-- Start of Entries provided --
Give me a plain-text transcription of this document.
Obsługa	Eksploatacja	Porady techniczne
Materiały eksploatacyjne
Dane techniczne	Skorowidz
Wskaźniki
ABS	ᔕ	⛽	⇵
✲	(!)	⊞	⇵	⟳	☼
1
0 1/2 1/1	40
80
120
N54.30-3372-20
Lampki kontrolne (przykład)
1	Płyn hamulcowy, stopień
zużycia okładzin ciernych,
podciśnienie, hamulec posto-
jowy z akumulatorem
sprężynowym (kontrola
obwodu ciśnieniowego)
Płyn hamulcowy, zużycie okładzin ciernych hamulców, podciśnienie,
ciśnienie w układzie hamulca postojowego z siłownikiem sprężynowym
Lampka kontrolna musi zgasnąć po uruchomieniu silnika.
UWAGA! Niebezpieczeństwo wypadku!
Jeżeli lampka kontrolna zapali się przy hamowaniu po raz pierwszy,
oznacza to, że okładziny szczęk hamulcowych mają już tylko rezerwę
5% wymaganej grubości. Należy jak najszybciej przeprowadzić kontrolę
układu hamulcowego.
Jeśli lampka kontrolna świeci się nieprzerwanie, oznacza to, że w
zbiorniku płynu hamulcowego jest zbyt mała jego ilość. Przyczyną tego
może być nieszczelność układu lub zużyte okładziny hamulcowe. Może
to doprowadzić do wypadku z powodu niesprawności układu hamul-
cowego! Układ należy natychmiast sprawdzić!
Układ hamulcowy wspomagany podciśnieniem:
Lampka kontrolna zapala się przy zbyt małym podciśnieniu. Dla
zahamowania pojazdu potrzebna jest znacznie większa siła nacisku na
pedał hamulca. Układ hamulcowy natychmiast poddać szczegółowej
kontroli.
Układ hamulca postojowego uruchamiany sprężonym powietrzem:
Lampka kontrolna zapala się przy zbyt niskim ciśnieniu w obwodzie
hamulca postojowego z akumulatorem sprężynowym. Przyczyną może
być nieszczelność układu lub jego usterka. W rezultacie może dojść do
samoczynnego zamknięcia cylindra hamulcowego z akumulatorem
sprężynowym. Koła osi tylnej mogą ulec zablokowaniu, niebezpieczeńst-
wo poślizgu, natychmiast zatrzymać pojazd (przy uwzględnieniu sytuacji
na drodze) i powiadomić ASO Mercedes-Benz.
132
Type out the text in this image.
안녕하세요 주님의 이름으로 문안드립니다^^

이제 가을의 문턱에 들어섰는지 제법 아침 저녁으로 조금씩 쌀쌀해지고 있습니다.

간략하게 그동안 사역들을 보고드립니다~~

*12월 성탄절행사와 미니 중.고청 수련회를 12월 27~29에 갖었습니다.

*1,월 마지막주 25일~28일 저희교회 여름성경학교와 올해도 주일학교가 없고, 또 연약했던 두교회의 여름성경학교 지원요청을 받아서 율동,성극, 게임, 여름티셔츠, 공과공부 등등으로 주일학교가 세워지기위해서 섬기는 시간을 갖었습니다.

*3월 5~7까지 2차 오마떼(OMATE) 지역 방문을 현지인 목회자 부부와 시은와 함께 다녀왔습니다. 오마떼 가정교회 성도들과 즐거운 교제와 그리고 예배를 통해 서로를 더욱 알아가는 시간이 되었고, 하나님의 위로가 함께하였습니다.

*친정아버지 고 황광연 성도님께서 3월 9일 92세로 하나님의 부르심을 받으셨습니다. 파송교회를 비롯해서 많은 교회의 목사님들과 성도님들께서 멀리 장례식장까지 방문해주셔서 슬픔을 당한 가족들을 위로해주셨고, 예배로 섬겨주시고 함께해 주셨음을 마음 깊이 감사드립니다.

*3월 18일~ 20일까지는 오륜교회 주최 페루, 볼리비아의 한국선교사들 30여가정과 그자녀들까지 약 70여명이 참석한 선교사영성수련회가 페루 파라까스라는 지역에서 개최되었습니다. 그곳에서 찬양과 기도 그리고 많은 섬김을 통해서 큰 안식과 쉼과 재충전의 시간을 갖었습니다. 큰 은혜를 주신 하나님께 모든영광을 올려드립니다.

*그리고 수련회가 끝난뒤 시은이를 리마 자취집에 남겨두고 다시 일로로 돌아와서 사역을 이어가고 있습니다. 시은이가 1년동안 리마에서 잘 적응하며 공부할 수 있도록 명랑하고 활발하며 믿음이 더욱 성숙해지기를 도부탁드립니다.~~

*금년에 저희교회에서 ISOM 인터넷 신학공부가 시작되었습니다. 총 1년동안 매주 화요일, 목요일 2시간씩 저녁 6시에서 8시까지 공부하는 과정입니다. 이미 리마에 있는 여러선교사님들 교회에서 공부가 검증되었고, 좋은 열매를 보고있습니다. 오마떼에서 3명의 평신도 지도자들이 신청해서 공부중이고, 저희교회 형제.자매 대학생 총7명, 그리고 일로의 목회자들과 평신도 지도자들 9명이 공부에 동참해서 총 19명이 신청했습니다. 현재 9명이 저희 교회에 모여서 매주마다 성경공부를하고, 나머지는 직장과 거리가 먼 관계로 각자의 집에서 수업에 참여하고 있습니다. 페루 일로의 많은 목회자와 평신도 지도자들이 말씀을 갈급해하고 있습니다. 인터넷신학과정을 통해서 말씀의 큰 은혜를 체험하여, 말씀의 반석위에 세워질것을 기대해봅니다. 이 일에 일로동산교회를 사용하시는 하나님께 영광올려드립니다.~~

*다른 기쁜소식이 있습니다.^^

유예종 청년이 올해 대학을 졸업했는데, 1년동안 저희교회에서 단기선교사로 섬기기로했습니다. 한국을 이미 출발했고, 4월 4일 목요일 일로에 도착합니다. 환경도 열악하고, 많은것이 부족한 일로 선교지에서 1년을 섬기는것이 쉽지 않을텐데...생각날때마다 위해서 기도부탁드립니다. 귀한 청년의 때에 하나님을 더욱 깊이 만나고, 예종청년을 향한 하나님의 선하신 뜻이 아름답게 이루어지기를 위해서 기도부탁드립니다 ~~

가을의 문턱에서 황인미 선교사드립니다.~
-- End of Entries provided --
-- Start of Entries provided --
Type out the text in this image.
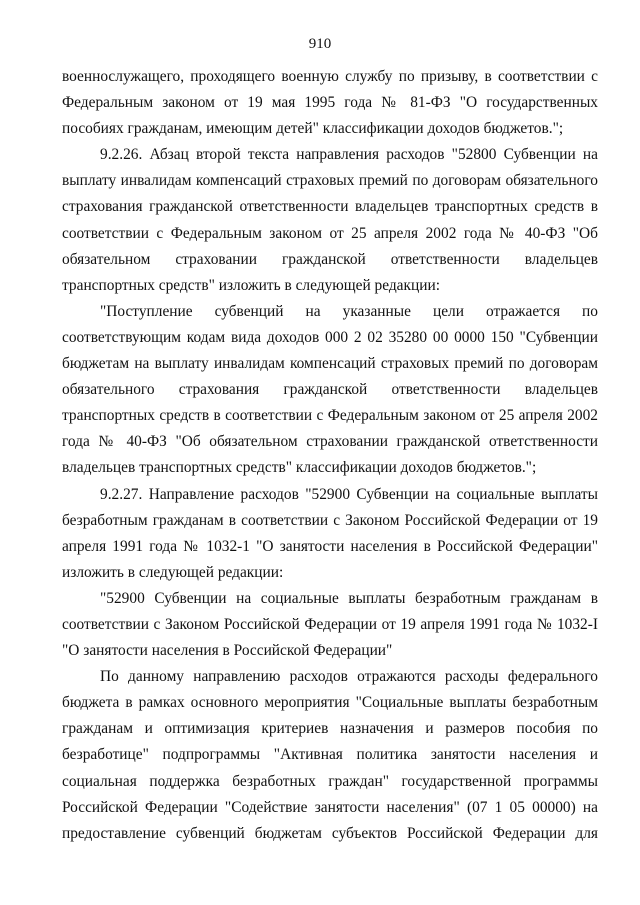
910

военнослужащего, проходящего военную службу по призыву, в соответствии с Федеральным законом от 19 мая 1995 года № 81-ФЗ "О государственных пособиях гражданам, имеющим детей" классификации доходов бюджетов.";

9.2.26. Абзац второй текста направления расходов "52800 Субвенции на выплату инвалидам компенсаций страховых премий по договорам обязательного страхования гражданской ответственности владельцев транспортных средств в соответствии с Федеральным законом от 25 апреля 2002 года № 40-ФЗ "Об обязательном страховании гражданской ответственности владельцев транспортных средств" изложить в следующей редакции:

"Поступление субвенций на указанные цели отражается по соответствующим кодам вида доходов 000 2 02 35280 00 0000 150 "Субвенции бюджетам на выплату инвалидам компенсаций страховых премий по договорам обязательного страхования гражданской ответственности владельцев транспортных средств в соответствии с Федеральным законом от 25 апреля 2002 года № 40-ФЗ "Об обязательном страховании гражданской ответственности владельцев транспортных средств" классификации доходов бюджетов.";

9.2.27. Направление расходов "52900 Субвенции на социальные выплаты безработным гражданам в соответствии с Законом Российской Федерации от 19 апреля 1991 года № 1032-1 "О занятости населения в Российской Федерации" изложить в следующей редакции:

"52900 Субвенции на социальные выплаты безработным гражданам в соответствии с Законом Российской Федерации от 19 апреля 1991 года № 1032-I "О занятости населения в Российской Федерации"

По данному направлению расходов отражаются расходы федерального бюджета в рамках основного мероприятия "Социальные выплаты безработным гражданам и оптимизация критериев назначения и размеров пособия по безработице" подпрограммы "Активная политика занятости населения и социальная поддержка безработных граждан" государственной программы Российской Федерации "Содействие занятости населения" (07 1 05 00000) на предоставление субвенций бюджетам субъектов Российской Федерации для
-- End of Entries provided --
**Given exercise:**
Pull out all lines from the entries above that include the word "hamulcowego".

**Exercise result:**
układu hamulcowego.
zbiorniku płynu hamulcowego jest zbyt mała jego ilość. Przyczyną tego
samoczynnego zamknięcia cylindra hamulcowego z akumulatorem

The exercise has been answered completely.